(Collected data)
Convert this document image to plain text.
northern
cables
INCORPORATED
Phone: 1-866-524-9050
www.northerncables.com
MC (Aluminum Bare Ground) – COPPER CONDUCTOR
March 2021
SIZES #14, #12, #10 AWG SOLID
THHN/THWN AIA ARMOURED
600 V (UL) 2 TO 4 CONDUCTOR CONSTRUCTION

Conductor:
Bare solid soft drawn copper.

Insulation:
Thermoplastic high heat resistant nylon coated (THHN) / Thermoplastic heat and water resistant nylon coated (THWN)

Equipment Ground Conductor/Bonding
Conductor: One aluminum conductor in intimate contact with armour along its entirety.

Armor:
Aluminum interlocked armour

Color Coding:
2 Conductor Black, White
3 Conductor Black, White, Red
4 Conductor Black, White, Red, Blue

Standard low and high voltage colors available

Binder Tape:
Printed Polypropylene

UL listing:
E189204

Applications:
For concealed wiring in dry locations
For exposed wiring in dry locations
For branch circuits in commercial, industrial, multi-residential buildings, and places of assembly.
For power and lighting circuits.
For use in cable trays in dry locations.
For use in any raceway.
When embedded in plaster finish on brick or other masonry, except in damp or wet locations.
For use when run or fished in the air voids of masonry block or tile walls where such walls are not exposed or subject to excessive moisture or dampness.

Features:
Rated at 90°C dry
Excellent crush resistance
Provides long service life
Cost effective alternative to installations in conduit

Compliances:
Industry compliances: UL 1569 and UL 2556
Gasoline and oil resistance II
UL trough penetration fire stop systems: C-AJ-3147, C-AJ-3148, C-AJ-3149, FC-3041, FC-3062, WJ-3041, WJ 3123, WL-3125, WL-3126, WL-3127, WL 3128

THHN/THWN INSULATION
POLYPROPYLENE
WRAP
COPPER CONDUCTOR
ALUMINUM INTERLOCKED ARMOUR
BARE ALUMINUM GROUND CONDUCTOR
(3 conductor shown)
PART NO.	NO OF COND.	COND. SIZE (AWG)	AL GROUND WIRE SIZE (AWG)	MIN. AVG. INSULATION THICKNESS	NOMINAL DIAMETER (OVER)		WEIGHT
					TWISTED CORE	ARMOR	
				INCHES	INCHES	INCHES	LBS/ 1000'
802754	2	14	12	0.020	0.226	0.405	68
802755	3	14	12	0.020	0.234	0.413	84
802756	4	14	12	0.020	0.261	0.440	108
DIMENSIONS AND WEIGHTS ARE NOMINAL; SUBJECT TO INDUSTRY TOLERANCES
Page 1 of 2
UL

JOB
Exactly as shown above, return every record.

SOLUTION TO THIS EXERCISE
Convert this document image to plain text.
northern
cables
INCORPORATED
Phone: 1-866-524-9050
www.northerncables.com
MC (Aluminum Bare Ground) – COPPER CONDUCTOR
March 2021
SIZES #14, #12, #10 AWG SOLID
THHN/THWN AIA ARMOURED
600 V (UL) 2 TO 4 CONDUCTOR CONSTRUCTION

Conductor:
Bare solid soft drawn copper.

Insulation:
Thermoplastic high heat resistant nylon coated (THHN) / Thermoplastic heat and water resistant nylon coated (THWN)

Equipment Ground Conductor/Bonding
Conductor: One aluminum conductor in intimate contact with armour along its entirety.

Armor:
Aluminum interlocked armour

Color Coding:
2 Conductor Black, White
3 Conductor Black, White, Red
4 Conductor Black, White, Red, Blue

Standard low and high voltage colors available

Binder Tape:
Printed Polypropylene

UL listing:
E189204

Applications:
For concealed wiring in dry locations
For exposed wiring in dry locations
For branch circuits in commercial, industrial, multi-residential buildings, and places of assembly.
For power and lighting circuits.
For use in cable trays in dry locations.
For use in any raceway.
When embedded in plaster finish on brick or other masonry, except in damp or wet locations.
For use when run or fished in the air voids of masonry block or tile walls where such walls are not exposed or subject to excessive moisture or dampness.

Features:
Rated at 90°C dry
Excellent crush resistance
Provides long service life
Cost effective alternative to installations in conduit

Compliances:
Industry compliances: UL 1569 and UL 2556
Gasoline and oil resistance II
UL trough penetration fire stop systems: C-AJ-3147, C-AJ-3148, C-AJ-3149, FC-3041, FC-3062, WJ-3041, WJ 3123, WL-3125, WL-3126, WL-3127, WL 3128

THHN/THWN INSULATION
POLYPROPYLENE
WRAP
COPPER CONDUCTOR
ALUMINUM INTERLOCKED ARMOUR
BARE ALUMINUM GROUND CONDUCTOR
(3 conductor shown)
PART NO.	NO OF COND.	COND. SIZE (AWG)	AL GROUND WIRE SIZE (AWG)	MIN. AVG. INSULATION THICKNESS	NOMINAL DIAMETER (OVER)		WEIGHT
					TWISTED CORE	ARMOR	
				INCHES	INCHES	INCHES	LBS/ 1000'
802754	2	14	12	0.020	0.226	0.405	68
802755	3	14	12	0.020	0.234	0.413	84
802756	4	14	12	0.020	0.261	0.440	108
DIMENSIONS AND WEIGHTS ARE NOMINAL; SUBJECT TO INDUSTRY TOLERANCES
Page 1 of 2
UL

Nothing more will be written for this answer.